## Exercise instructions
Find all the lines with "more" and gather them.

## Data shown
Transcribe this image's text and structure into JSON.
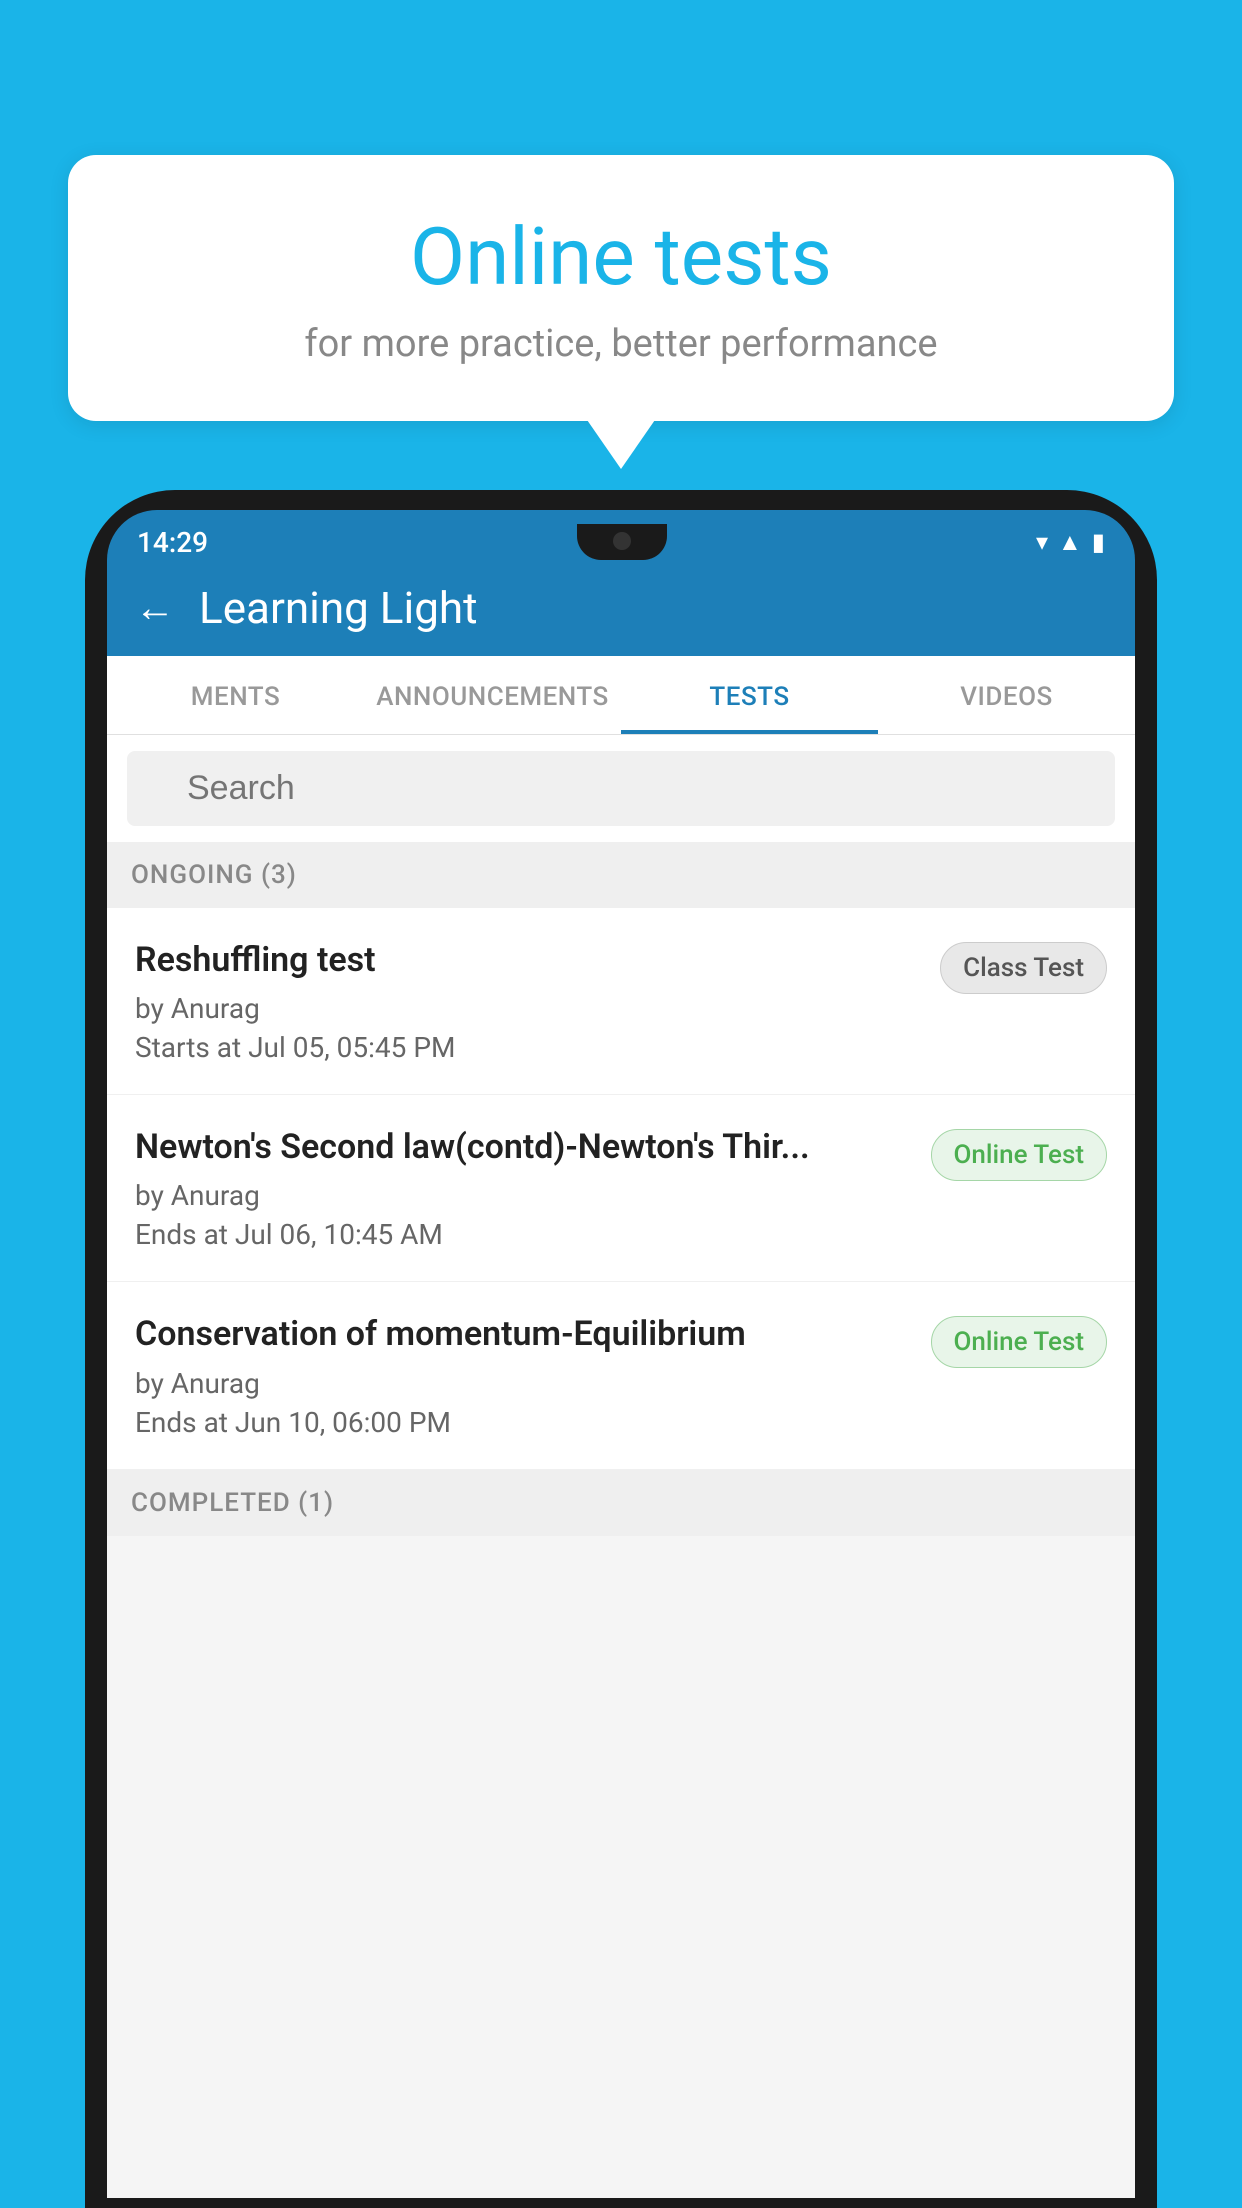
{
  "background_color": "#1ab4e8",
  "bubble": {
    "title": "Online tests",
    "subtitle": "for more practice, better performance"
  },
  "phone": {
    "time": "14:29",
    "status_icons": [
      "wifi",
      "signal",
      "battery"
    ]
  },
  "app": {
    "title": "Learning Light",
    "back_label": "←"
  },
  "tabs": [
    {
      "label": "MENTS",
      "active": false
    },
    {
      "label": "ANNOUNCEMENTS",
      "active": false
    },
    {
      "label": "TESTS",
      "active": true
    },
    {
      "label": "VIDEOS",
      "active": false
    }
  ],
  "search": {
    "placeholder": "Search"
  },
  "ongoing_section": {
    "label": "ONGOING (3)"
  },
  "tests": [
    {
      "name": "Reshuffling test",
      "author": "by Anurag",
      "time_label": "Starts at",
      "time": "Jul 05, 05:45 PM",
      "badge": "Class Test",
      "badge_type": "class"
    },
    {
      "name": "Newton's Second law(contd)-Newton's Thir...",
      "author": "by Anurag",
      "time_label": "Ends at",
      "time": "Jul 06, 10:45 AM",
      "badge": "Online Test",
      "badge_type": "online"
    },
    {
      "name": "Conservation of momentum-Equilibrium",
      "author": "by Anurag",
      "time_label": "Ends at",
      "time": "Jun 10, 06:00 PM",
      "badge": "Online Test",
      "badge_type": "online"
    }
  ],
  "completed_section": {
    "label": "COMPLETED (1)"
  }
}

* * *

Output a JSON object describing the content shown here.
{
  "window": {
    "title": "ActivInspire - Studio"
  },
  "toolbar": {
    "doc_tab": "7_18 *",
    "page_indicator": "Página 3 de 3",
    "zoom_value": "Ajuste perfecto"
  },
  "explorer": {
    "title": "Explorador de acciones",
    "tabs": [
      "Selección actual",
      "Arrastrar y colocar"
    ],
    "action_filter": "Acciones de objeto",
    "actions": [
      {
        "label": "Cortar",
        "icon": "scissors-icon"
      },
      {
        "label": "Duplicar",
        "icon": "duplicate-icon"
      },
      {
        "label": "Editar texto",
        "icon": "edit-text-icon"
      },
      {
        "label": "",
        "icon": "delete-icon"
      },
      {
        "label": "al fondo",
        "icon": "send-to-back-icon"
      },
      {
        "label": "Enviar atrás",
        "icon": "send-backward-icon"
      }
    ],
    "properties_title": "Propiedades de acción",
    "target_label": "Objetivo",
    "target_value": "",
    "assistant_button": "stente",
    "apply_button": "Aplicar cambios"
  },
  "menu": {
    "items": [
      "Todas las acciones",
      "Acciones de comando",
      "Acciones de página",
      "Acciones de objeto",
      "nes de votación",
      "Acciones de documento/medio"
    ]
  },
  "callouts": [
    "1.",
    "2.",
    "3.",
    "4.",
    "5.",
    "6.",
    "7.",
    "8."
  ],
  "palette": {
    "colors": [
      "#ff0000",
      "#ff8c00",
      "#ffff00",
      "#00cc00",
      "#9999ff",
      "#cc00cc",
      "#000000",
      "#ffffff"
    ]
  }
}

* * *

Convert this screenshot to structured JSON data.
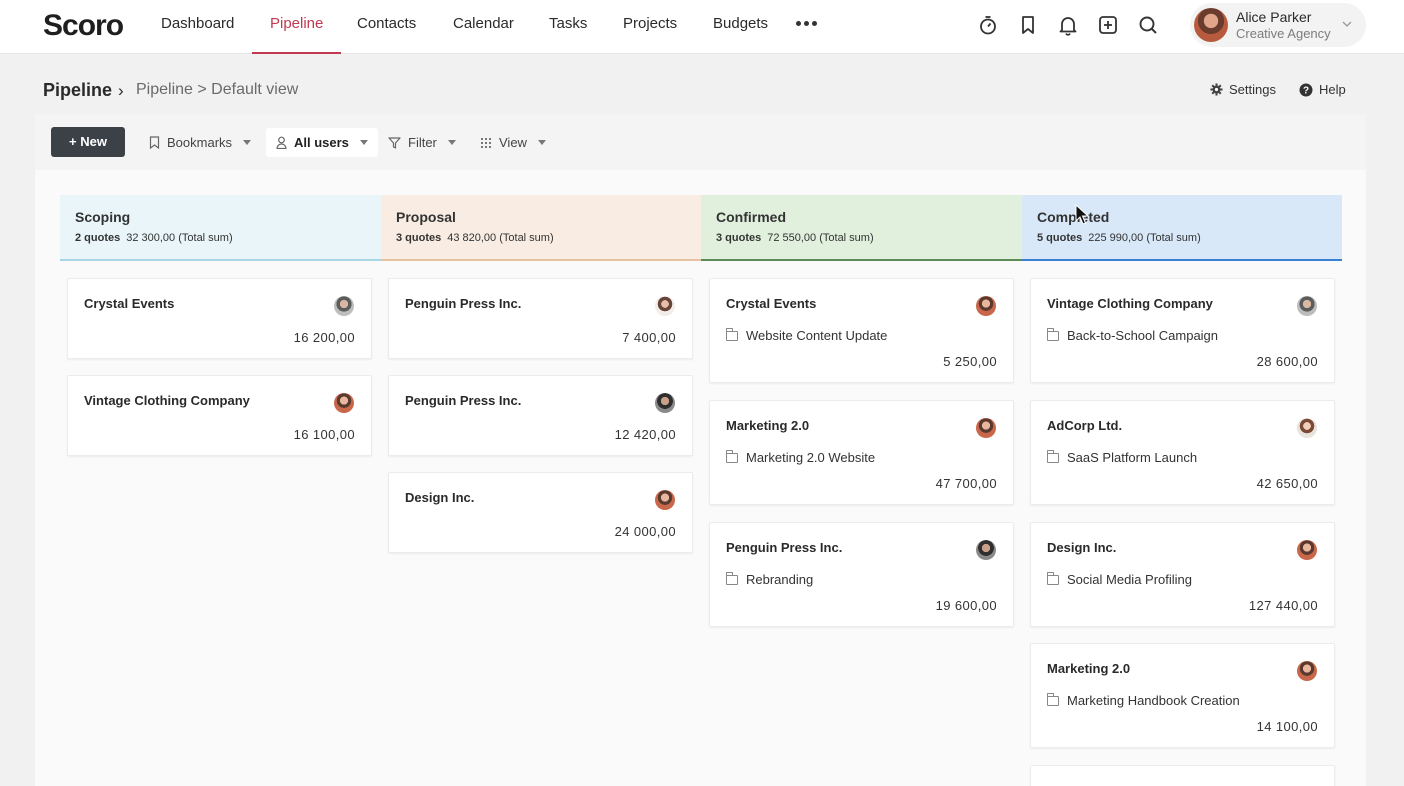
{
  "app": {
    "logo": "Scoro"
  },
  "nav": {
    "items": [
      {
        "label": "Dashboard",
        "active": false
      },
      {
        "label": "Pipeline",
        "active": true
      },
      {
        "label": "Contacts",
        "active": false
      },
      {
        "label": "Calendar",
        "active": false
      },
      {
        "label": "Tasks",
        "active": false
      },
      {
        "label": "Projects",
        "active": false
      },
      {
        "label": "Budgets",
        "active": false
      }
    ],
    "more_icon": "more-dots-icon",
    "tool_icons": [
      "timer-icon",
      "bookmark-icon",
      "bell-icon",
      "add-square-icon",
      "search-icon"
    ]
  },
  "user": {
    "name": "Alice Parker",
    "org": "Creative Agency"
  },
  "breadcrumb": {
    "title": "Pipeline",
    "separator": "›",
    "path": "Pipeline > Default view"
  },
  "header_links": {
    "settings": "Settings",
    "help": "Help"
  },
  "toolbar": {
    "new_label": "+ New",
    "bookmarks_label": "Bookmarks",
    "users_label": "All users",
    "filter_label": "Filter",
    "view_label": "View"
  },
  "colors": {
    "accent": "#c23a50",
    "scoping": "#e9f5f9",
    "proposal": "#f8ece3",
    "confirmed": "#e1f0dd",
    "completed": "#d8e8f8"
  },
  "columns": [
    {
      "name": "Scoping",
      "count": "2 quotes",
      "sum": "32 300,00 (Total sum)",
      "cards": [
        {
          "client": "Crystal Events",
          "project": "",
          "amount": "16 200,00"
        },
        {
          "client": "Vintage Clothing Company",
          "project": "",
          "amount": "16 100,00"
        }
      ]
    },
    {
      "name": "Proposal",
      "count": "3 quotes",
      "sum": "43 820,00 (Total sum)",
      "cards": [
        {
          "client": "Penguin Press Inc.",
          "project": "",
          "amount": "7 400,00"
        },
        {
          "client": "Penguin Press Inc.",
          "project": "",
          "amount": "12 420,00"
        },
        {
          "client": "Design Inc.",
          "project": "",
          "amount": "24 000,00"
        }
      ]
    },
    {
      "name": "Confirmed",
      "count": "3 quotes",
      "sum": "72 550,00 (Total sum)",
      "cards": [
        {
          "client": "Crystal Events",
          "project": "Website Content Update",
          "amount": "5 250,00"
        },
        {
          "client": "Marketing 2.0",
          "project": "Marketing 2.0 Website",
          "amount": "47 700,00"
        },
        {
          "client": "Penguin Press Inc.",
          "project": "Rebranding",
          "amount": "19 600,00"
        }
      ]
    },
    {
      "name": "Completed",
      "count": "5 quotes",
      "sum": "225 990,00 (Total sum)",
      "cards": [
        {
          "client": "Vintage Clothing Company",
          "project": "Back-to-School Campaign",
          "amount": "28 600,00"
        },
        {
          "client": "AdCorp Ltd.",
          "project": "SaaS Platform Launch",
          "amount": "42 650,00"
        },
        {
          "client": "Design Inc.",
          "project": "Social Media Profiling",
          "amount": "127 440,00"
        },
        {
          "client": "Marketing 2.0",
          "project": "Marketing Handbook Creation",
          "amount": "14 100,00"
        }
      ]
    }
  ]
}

## Final result
    "subtitle": "for more practice, better performance"
    "more_icon": "more-dots-icon",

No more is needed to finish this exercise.